Set exercise: Reproduce the records below exactly as they appear.

****************

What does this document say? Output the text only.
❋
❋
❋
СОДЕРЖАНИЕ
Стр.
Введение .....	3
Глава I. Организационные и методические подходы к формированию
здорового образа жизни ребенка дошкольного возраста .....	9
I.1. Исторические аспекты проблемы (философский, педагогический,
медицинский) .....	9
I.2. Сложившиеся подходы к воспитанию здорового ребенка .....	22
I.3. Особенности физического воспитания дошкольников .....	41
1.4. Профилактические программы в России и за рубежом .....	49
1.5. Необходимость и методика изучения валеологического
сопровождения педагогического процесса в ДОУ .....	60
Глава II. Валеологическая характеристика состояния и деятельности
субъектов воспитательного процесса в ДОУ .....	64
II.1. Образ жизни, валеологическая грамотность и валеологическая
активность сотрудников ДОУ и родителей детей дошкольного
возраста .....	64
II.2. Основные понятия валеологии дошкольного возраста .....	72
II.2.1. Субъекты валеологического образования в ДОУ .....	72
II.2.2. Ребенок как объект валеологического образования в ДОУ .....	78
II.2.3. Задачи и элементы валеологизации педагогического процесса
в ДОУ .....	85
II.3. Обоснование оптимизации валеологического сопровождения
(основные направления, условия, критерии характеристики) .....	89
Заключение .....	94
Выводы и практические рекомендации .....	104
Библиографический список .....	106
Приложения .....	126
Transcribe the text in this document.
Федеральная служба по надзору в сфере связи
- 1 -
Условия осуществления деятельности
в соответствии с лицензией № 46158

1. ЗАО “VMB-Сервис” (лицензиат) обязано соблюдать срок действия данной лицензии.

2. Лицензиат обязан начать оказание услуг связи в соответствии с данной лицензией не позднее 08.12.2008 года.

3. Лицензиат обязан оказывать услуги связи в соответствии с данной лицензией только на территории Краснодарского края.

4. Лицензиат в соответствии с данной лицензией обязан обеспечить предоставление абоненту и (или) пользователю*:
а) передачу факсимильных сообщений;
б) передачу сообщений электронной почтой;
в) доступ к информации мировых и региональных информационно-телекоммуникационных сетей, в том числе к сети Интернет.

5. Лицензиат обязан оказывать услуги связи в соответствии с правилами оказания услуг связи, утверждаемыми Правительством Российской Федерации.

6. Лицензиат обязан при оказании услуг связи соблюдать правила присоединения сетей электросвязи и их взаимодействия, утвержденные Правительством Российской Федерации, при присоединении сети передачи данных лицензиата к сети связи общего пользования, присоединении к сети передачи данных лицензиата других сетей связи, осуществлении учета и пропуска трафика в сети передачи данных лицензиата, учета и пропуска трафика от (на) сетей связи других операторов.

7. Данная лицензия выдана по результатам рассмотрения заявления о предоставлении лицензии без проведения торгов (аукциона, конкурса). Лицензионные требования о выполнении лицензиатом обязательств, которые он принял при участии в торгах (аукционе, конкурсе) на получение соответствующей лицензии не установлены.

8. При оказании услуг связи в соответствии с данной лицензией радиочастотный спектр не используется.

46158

****************

Solved problem:
What does this document say? Output the text only.
❋
❋
❋
СОДЕРЖАНИЕ
Стр.
Введение .....	3
Глава I. Организационные и методические подходы к формированию
здорового образа жизни ребенка дошкольного возраста .....	9
I.1. Исторические аспекты проблемы (философский, педагогический,
медицинский) .....	9
I.2. Сложившиеся подходы к воспитанию здорового ребенка .....	22
I.3. Особенности физического воспитания дошкольников .....	41
1.4. Профилактические программы в России и за рубежом .....	49
1.5. Необходимость и методика изучения валеологического
сопровождения педагогического процесса в ДОУ .....	60
Глава II. Валеологическая характеристика состояния и деятельности
субъектов воспитательного процесса в ДОУ .....	64
II.1. Образ жизни, валеологическая грамотность и валеологическая
активность сотрудников ДОУ и родителей детей дошкольного
возраста .....	64
II.2. Основные понятия валеологии дошкольного возраста .....	72
II.2.1. Субъекты валеологического образования в ДОУ .....	72
II.2.2. Ребенок как объект валеологического образования в ДОУ .....	78
II.2.3. Задачи и элементы валеологизации педагогического процесса
в ДОУ .....	85
II.3. Обоснование оптимизации валеологического сопровождения
(основные направления, условия, критерии характеристики) .....	89
Заключение .....	94
Выводы и практические рекомендации .....	104
Библиографический список .....	106
Приложения .....	126
Transcribe the text in this document.
Федеральная служба по надзору в сфере связи
- 1 -
Условия осуществления деятельности
в соответствии с лицензией № 46158

1. ЗАО “VMB-Сервис” (лицензиат) обязано соблюдать срок действия данной лицензии.

2. Лицензиат обязан начать оказание услуг связи в соответствии с данной лицензией не позднее 08.12.2008 года.

3. Лицензиат обязан оказывать услуги связи в соответствии с данной лицензией только на территории Краснодарского края.

4. Лицензиат в соответствии с данной лицензией обязан обеспечить предоставление абоненту и (или) пользователю*:
а) передачу факсимильных сообщений;
б) передачу сообщений электронной почтой;
в) доступ к информации мировых и региональных информационно-телекоммуникационных сетей, в том числе к сети Интернет.

5. Лицензиат обязан оказывать услуги связи в соответствии с правилами оказания услуг связи, утверждаемыми Правительством Российской Федерации.

6. Лицензиат обязан при оказании услуг связи соблюдать правила присоединения сетей электросвязи и их взаимодействия, утвержденные Правительством Российской Федерации, при присоединении сети передачи данных лицензиата к сети связи общего пользования, присоединении к сети передачи данных лицензиата других сетей связи, осуществлении учета и пропуска трафика в сети передачи данных лицензиата, учета и пропуска трафика от (на) сетей связи других операторов.

7. Данная лицензия выдана по результатам рассмотрения заявления о предоставлении лицензии без проведения торгов (аукциона, конкурса). Лицензионные требования о выполнении лицензиатом обязательств, которые он принял при участии в торгах (аукционе, конкурсе) на получение соответствующей лицензии не установлены.

8. При оказании услуг связи в соответствии с данной лицензией радиочастотный спектр не используется.

46158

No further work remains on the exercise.